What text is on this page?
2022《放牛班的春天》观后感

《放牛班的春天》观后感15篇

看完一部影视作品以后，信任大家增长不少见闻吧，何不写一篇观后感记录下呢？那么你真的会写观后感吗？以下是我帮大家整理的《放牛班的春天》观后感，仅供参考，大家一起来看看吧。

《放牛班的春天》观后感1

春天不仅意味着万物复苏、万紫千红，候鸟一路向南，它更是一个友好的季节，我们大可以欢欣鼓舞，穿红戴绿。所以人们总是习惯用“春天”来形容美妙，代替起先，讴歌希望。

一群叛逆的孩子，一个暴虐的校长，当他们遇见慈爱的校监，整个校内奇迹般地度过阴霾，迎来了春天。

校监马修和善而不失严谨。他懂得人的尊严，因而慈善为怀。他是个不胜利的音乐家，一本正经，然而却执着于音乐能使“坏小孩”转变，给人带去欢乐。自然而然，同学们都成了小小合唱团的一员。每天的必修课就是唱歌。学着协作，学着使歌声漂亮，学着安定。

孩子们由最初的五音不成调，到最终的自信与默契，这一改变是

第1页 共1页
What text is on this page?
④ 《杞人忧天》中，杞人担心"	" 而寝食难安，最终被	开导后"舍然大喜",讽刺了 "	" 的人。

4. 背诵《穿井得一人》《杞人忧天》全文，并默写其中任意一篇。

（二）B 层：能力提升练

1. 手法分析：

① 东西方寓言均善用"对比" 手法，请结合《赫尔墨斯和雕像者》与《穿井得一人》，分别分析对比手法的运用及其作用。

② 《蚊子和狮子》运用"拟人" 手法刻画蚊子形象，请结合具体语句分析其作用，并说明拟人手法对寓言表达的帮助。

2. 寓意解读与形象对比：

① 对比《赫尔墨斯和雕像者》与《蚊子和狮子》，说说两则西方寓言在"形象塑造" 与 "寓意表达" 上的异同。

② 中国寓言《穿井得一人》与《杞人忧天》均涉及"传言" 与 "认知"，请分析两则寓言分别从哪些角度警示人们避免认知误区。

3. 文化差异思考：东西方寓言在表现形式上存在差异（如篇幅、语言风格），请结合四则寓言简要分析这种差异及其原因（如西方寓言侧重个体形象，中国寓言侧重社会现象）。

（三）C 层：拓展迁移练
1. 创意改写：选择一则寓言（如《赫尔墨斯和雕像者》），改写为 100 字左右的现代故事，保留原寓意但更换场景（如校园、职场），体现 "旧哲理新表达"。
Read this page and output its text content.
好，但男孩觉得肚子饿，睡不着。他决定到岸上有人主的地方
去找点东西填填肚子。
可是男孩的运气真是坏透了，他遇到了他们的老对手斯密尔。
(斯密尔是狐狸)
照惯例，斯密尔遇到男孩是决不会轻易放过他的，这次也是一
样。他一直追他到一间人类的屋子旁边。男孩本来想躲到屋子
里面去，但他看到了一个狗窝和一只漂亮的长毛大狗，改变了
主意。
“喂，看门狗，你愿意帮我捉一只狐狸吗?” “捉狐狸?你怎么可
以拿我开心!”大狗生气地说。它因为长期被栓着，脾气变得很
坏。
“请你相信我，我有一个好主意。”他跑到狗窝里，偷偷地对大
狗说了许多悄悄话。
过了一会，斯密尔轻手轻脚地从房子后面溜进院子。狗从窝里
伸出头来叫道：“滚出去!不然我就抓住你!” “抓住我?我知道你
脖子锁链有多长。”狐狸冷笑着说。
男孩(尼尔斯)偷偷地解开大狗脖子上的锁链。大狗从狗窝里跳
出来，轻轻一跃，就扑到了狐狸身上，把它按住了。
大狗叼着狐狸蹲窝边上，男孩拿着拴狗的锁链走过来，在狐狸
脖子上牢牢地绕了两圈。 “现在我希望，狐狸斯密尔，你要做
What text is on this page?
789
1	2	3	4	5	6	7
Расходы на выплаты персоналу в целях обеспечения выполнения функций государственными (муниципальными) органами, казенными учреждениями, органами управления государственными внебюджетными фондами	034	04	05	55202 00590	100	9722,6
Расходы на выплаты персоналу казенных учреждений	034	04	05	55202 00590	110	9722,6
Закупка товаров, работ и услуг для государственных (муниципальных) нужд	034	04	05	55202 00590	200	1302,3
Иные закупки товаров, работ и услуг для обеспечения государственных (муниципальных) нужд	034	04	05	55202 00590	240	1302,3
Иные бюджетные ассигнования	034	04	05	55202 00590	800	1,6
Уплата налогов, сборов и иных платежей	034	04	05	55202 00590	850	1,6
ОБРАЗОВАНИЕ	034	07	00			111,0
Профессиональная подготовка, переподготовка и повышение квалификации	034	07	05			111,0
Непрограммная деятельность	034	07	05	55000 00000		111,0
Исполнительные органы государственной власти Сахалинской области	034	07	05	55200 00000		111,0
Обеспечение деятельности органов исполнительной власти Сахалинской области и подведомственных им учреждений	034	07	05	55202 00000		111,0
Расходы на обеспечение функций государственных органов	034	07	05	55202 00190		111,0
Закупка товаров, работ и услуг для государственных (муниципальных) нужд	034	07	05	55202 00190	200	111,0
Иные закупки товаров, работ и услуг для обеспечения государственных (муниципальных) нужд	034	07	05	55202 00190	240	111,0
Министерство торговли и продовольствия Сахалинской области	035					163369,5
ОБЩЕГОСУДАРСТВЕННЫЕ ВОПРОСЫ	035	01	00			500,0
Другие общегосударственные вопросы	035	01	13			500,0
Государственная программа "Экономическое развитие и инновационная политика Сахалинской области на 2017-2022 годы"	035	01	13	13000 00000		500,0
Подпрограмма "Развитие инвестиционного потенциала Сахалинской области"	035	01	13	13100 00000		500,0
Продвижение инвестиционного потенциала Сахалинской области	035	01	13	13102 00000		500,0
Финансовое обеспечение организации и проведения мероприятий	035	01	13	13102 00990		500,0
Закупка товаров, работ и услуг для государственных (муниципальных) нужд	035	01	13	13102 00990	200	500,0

----------

Each line of the material should be duplicated exactly, please.

▶ The response
What text is on this page?
2022《放牛班的春天》观后感

《放牛班的春天》观后感15篇

看完一部影视作品以后，信任大家增长不少见闻吧，何不写一篇观后感记录下呢？那么你真的会写观后感吗？以下是我帮大家整理的《放牛班的春天》观后感，仅供参考，大家一起来看看吧。

《放牛班的春天》观后感1

春天不仅意味着万物复苏、万紫千红，候鸟一路向南，它更是一个友好的季节，我们大可以欢欣鼓舞，穿红戴绿。所以人们总是习惯用“春天”来形容美妙，代替起先，讴歌希望。

一群叛逆的孩子，一个暴虐的校长，当他们遇见慈爱的校监，整个校内奇迹般地度过阴霾，迎来了春天。

校监马修和善而不失严谨。他懂得人的尊严，因而慈善为怀。他是个不胜利的音乐家，一本正经，然而却执着于音乐能使“坏小孩”转变，给人带去欢乐。自然而然，同学们都成了小小合唱团的一员。每天的必修课就是唱歌。学着协作，学着使歌声漂亮，学着安定。

孩子们由最初的五音不成调，到最终的自信与默契，这一改变是

第1页 共1页
What text is on this page?
④ 《杞人忧天》中，杞人担心"	" 而寝食难安，最终被	开导后"舍然大喜",讽刺了 "	" 的人。

4. 背诵《穿井得一人》《杞人忧天》全文，并默写其中任意一篇。

（二）B 层：能力提升练

1. 手法分析：

① 东西方寓言均善用"对比" 手法，请结合《赫尔墨斯和雕像者》与《穿井得一人》，分别分析对比手法的运用及其作用。

② 《蚊子和狮子》运用"拟人" 手法刻画蚊子形象，请结合具体语句分析其作用，并说明拟人手法对寓言表达的帮助。

2. 寓意解读与形象对比：

① 对比《赫尔墨斯和雕像者》与《蚊子和狮子》，说说两则西方寓言在"形象塑造" 与 "寓意表达" 上的异同。

② 中国寓言《穿井得一人》与《杞人忧天》均涉及"传言" 与 "认知"，请分析两则寓言分别从哪些角度警示人们避免认知误区。

3. 文化差异思考：东西方寓言在表现形式上存在差异（如篇幅、语言风格），请结合四则寓言简要分析这种差异及其原因（如西方寓言侧重个体形象，中国寓言侧重社会现象）。

（三）C 层：拓展迁移练
1. 创意改写：选择一则寓言（如《赫尔墨斯和雕像者》），改写为 100 字左右的现代故事，保留原寓意但更换场景（如校园、职场），体现 "旧哲理新表达"。
Read this page and output its text content.
好，但男孩觉得肚子饿，睡不着。他决定到岸上有人主的地方
去找点东西填填肚子。
可是男孩的运气真是坏透了，他遇到了他们的老对手斯密尔。
(斯密尔是狐狸)
照惯例，斯密尔遇到男孩是决不会轻易放过他的，这次也是一
样。他一直追他到一间人类的屋子旁边。男孩本来想躲到屋子
里面去，但他看到了一个狗窝和一只漂亮的长毛大狗，改变了
主意。
“喂，看门狗，你愿意帮我捉一只狐狸吗?” “捉狐狸?你怎么可
以拿我开心!”大狗生气地说。它因为长期被栓着，脾气变得很
坏。
“请你相信我，我有一个好主意。”他跑到狗窝里，偷偷地对大
狗说了许多悄悄话。
过了一会，斯密尔轻手轻脚地从房子后面溜进院子。狗从窝里
伸出头来叫道：“滚出去!不然我就抓住你!” “抓住我?我知道你
脖子锁链有多长。”狐狸冷笑着说。
男孩(尼尔斯)偷偷地解开大狗脖子上的锁链。大狗从狗窝里跳
出来，轻轻一跃，就扑到了狐狸身上，把它按住了。
大狗叼着狐狸蹲窝边上，男孩拿着拴狗的锁链走过来，在狐狸
脖子上牢牢地绕了两圈。 “现在我希望，狐狸斯密尔，你要做
What text is on this page?
789
1	2	3	4	5	6	7
Расходы на выплаты персоналу в целях обеспечения выполнения функций государственными (муниципальными) органами, казенными учреждениями, органами управления государственными внебюджетными фондами	034	04	05	55202 00590	100	9722,6
Расходы на выплаты персоналу казенных учреждений	034	04	05	55202 00590	110	9722,6
Закупка товаров, работ и услуг для государственных (муниципальных) нужд	034	04	05	55202 00590	200	1302,3
Иные закупки товаров, работ и услуг для обеспечения государственных (муниципальных) нужд	034	04	05	55202 00590	240	1302,3
Иные бюджетные ассигнования	034	04	05	55202 00590	800	1,6
Уплата налогов, сборов и иных платежей	034	04	05	55202 00590	850	1,6
ОБРАЗОВАНИЕ	034	07	00			111,0
Профессиональная подготовка, переподготовка и повышение квалификации	034	07	05			111,0
Непрограммная деятельность	034	07	05	55000 00000		111,0
Исполнительные органы государственной власти Сахалинской области	034	07	05	55200 00000		111,0
Обеспечение деятельности органов исполнительной власти Сахалинской области и подведомственных им учреждений	034	07	05	55202 00000		111,0
Расходы на обеспечение функций государственных органов	034	07	05	55202 00190		111,0
Закупка товаров, работ и услуг для государственных (муниципальных) нужд	034	07	05	55202 00190	200	111,0
Иные закупки товаров, работ и услуг для обеспечения государственных (муниципальных) нужд	034	07	05	55202 00190	240	111,0
Министерство торговли и продовольствия Сахалинской области	035					163369,5
ОБЩЕГОСУДАРСТВЕННЫЕ ВОПРОСЫ	035	01	00			500,0
Другие общегосударственные вопросы	035	01	13			500,0
Государственная программа "Экономическое развитие и инновационная политика Сахалинской области на 2017-2022 годы"	035	01	13	13000 00000		500,0
Подпрограмма "Развитие инвестиционного потенциала Сахалинской области"	035	01	13	13100 00000		500,0
Продвижение инвестиционного потенциала Сахалинской области	035	01	13	13102 00000		500,0
Финансовое обеспечение организации и проведения мероприятий	035	01	13	13102 00990		500,0
Закупка товаров, работ и услуг для государственных (муниципальных) нужд	035	01	13	13102 00990	200	500,0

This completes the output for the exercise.